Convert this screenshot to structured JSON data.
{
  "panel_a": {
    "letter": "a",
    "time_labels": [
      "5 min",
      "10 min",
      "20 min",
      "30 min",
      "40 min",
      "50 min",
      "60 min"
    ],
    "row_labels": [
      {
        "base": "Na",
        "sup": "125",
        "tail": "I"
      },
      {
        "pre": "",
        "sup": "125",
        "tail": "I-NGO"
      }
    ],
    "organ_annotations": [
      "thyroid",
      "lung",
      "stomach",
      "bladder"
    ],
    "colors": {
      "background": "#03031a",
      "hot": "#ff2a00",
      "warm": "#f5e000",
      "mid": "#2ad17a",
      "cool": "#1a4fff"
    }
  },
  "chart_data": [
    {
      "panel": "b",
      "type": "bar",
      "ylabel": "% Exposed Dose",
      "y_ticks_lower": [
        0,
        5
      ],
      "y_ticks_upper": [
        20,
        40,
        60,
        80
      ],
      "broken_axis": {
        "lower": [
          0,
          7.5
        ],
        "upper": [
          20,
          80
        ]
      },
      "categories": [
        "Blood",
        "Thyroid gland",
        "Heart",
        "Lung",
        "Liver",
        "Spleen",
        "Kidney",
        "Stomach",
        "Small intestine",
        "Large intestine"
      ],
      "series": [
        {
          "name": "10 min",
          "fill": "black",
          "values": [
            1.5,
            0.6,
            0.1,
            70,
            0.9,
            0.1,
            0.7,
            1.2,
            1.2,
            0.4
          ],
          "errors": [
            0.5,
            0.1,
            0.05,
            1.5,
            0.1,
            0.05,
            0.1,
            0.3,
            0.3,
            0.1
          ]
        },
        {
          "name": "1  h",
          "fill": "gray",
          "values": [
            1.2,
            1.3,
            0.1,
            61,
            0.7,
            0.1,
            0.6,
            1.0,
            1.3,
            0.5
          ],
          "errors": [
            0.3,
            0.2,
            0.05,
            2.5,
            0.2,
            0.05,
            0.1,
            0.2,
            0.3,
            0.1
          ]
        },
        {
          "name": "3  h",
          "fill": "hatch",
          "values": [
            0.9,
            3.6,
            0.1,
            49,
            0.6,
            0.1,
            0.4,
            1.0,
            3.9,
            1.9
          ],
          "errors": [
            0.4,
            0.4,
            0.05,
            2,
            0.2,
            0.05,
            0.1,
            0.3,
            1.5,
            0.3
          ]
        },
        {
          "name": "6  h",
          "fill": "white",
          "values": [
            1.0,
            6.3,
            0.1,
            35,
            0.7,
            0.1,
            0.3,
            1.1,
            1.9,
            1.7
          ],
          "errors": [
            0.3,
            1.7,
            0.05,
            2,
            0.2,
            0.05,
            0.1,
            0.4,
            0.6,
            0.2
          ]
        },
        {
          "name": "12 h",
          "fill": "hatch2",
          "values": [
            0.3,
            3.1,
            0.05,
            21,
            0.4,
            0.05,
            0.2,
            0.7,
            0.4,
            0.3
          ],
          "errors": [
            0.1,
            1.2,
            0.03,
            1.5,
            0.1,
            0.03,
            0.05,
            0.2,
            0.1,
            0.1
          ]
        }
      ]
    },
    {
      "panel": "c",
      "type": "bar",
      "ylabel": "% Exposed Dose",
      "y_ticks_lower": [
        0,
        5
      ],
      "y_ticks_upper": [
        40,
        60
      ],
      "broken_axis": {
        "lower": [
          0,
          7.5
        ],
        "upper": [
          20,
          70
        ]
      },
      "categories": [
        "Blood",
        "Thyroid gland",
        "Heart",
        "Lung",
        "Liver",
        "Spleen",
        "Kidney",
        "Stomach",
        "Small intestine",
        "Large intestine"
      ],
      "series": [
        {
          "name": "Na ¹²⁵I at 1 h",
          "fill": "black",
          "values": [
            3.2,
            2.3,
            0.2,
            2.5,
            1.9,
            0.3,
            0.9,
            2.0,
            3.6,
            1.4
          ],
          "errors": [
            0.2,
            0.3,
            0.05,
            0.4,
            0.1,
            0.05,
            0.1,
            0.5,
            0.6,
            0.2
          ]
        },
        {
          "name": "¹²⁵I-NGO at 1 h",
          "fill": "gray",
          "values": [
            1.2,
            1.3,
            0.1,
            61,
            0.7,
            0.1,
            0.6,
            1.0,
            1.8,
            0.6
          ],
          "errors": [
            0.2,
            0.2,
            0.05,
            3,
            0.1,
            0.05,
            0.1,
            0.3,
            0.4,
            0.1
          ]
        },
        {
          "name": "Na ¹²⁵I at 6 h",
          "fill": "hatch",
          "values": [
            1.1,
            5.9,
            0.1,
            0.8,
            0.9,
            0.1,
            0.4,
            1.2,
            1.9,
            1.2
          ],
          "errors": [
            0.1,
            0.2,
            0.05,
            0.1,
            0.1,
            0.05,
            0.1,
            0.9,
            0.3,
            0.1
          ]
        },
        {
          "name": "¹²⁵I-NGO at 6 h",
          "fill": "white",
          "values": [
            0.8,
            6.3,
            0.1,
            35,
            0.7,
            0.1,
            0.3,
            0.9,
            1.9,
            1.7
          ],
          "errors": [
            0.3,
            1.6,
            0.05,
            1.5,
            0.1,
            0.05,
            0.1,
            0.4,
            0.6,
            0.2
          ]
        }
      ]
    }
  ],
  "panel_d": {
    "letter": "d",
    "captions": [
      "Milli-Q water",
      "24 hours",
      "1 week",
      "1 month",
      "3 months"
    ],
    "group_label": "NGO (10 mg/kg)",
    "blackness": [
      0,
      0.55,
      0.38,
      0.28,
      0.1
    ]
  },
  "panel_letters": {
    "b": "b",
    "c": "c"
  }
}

*Exercise*: Copy out each line exactly.

*Finished task*:
Convert this screenshot to structured JSON data.
{
  "panel_a": {
    "letter": "a",
    "time_labels": [
      "5 min",
      "10 min",
      "20 min",
      "30 min",
      "40 min",
      "50 min",
      "60 min"
    ],
    "row_labels": [
      {
        "base": "Na",
        "sup": "125",
        "tail": "I"
      },
      {
        "pre": "",
        "sup": "125",
        "tail": "I-NGO"
      }
    ],
    "organ_annotations": [
      "thyroid",
      "lung",
      "stomach",
      "bladder"
    ],
    "colors": {
      "background": "#03031a",
      "hot": "#ff2a00",
      "warm": "#f5e000",
      "mid": "#2ad17a",
      "cool": "#1a4fff"
    }
  },
  "chart_data": [
    {
      "panel": "b",
      "type": "bar",
      "ylabel": "% Exposed Dose",
      "y_ticks_lower": [
        0,
        5
      ],
      "y_ticks_upper": [
        20,
        40,
        60,
        80
      ],
      "broken_axis": {
        "lower": [
          0,
          7.5
        ],
        "upper": [
          20,
          80
        ]
      },
      "categories": [
        "Blood",
        "Thyroid gland",
        "Heart",
        "Lung",
        "Liver",
        "Spleen",
        "Kidney",
        "Stomach",
        "Small intestine",
        "Large intestine"
      ],
      "series": [
        {
          "name": "10 min",
          "fill": "black",
          "values": [
            1.5,
            0.6,
            0.1,
            70,
            0.9,
            0.1,
            0.7,
            1.2,
            1.2,
            0.4
          ],
          "errors": [
            0.5,
            0.1,
            0.05,
            1.5,
            0.1,
            0.05,
            0.1,
            0.3,
            0.3,
            0.1
          ]
        },
        {
          "name": "1  h",
          "fill": "gray",
          "values": [
            1.2,
            1.3,
            0.1,
            61,
            0.7,
            0.1,
            0.6,
            1.0,
            1.3,
            0.5
          ],
          "errors": [
            0.3,
            0.2,
            0.05,
            2.5,
            0.2,
            0.05,
            0.1,
            0.2,
            0.3,
            0.1
          ]
        },
        {
          "name": "3  h",
          "fill": "hatch",
          "values": [
            0.9,
            3.6,
            0.1,
            49,
            0.6,
            0.1,
            0.4,
            1.0,
            3.9,
            1.9
          ],
          "errors": [
            0.4,
            0.4,
            0.05,
            2,
            0.2,
            0.05,
            0.1,
            0.3,
            1.5,
            0.3
          ]
        },
        {
          "name": "6  h",
          "fill": "white",
          "values": [
            1.0,
            6.3,
            0.1,
            35,
            0.7,
            0.1,
            0.3,
            1.1,
            1.9,
            1.7
          ],
          "errors": [
            0.3,
            1.7,
            0.05,
            2,
            0.2,
            0.05,
            0.1,
            0.4,
            0.6,
            0.2
          ]
        },
        {
          "name": "12 h",
          "fill": "hatch2",
          "values": [
            0.3,
            3.1,
            0.05,
            21,
            0.4,
            0.05,
            0.2,
            0.7,
            0.4,
            0.3
          ],
          "errors": [
            0.1,
            1.2,
            0.03,
            1.5,
            0.1,
            0.03,
            0.05,
            0.2,
            0.1,
            0.1
          ]
        }
      ]
    },
    {
      "panel": "c",
      "type": "bar",
      "ylabel": "% Exposed Dose",
      "y_ticks_lower": [
        0,
        5
      ],
      "y_ticks_upper": [
        40,
        60
      ],
      "broken_axis": {
        "lower": [
          0,
          7.5
        ],
        "upper": [
          20,
          70
        ]
      },
      "categories": [
        "Blood",
        "Thyroid gland",
        "Heart",
        "Lung",
        "Liver",
        "Spleen",
        "Kidney",
        "Stomach",
        "Small intestine",
        "Large intestine"
      ],
      "series": [
        {
          "name": "Na ¹²⁵I at 1 h",
          "fill": "black",
          "values": [
            3.2,
            2.3,
            0.2,
            2.5,
            1.9,
            0.3,
            0.9,
            2.0,
            3.6,
            1.4
          ],
          "errors": [
            0.2,
            0.3,
            0.05,
            0.4,
            0.1,
            0.05,
            0.1,
            0.5,
            0.6,
            0.2
          ]
        },
        {
          "name": "¹²⁵I-NGO at 1 h",
          "fill": "gray",
          "values": [
            1.2,
            1.3,
            0.1,
            61,
            0.7,
            0.1,
            0.6,
            1.0,
            1.8,
            0.6
          ],
          "errors": [
            0.2,
            0.2,
            0.05,
            3,
            0.1,
            0.05,
            0.1,
            0.3,
            0.4,
            0.1
          ]
        },
        {
          "name": "Na ¹²⁵I at 6 h",
          "fill": "hatch",
          "values": [
            1.1,
            5.9,
            0.1,
            0.8,
            0.9,
            0.1,
            0.4,
            1.2,
            1.9,
            1.2
          ],
          "errors": [
            0.1,
            0.2,
            0.05,
            0.1,
            0.1,
            0.05,
            0.1,
            0.9,
            0.3,
            0.1
          ]
        },
        {
          "name": "¹²⁵I-NGO at 6 h",
          "fill": "white",
          "values": [
            0.8,
            6.3,
            0.1,
            35,
            0.7,
            0.1,
            0.3,
            0.9,
            1.9,
            1.7
          ],
          "errors": [
            0.3,
            1.6,
            0.05,
            1.5,
            0.1,
            0.05,
            0.1,
            0.4,
            0.6,
            0.2
          ]
        }
      ]
    }
  ],
  "panel_d": {
    "letter": "d",
    "captions": [
      "Milli-Q water",
      "24 hours",
      "1 week",
      "1 month",
      "3 months"
    ],
    "group_label": "NGO (10 mg/kg)",
    "blackness": [
      0,
      0.55,
      0.38,
      0.28,
      0.1
    ]
  },
  "panel_letters": {
    "b": "b",
    "c": "c"
  }
}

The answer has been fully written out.